-- START Stored data --
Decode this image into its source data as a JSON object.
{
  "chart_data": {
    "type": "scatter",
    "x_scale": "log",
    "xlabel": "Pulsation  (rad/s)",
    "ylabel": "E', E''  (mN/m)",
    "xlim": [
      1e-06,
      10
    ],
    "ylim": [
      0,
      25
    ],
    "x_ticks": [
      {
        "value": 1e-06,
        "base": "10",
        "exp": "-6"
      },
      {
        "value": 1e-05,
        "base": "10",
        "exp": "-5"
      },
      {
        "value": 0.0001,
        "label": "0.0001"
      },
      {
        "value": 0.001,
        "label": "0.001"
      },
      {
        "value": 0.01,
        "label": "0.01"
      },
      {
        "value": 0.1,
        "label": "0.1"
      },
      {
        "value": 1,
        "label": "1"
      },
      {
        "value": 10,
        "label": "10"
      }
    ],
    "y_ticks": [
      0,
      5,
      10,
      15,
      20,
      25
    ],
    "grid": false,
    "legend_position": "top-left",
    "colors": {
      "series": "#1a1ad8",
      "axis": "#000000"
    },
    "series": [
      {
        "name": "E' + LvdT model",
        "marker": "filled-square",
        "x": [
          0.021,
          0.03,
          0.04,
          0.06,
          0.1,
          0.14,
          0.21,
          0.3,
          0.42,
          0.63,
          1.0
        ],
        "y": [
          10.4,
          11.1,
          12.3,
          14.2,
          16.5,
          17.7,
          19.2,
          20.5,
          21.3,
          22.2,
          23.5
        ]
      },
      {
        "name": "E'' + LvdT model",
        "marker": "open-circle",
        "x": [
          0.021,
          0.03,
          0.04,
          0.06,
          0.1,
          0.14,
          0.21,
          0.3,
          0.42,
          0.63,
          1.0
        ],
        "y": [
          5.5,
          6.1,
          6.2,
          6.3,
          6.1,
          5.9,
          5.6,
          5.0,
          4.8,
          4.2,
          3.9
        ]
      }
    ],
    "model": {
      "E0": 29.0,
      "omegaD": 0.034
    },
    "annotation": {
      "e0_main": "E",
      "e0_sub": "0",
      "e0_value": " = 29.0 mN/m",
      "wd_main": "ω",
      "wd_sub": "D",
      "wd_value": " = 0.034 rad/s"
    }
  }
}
-- END Stored data --
-- START Stored data --
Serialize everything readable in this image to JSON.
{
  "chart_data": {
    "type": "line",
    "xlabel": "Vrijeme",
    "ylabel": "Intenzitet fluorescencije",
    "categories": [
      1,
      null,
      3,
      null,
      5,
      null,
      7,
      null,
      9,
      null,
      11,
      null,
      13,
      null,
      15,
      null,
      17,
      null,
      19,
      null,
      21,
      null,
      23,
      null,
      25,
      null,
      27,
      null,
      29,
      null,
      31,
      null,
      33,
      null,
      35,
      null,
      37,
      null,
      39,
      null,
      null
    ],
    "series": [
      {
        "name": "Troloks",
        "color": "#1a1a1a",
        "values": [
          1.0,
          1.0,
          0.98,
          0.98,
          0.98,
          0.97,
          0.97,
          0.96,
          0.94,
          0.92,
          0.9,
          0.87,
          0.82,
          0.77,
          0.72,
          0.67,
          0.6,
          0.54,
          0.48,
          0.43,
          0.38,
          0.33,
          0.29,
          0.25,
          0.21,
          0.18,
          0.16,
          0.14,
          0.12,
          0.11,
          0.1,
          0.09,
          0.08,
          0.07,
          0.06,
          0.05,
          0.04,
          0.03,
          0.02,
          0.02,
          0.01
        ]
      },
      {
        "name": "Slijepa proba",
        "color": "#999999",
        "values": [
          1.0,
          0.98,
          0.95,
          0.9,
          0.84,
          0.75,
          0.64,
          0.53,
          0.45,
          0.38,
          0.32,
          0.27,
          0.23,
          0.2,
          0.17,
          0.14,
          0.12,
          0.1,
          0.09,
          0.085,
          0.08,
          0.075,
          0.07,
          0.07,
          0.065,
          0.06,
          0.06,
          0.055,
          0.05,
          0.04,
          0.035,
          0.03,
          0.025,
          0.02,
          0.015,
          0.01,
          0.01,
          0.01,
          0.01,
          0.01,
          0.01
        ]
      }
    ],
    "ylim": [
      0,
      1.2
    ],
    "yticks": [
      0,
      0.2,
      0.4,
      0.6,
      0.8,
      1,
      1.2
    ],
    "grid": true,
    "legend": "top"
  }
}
-- END Stored data --
Within the listing above, copy each line that has the string "ylabel".

    "ylabel": "E', E''  (mN/m)",
    "ylabel": "Intenzitet fluorescencije",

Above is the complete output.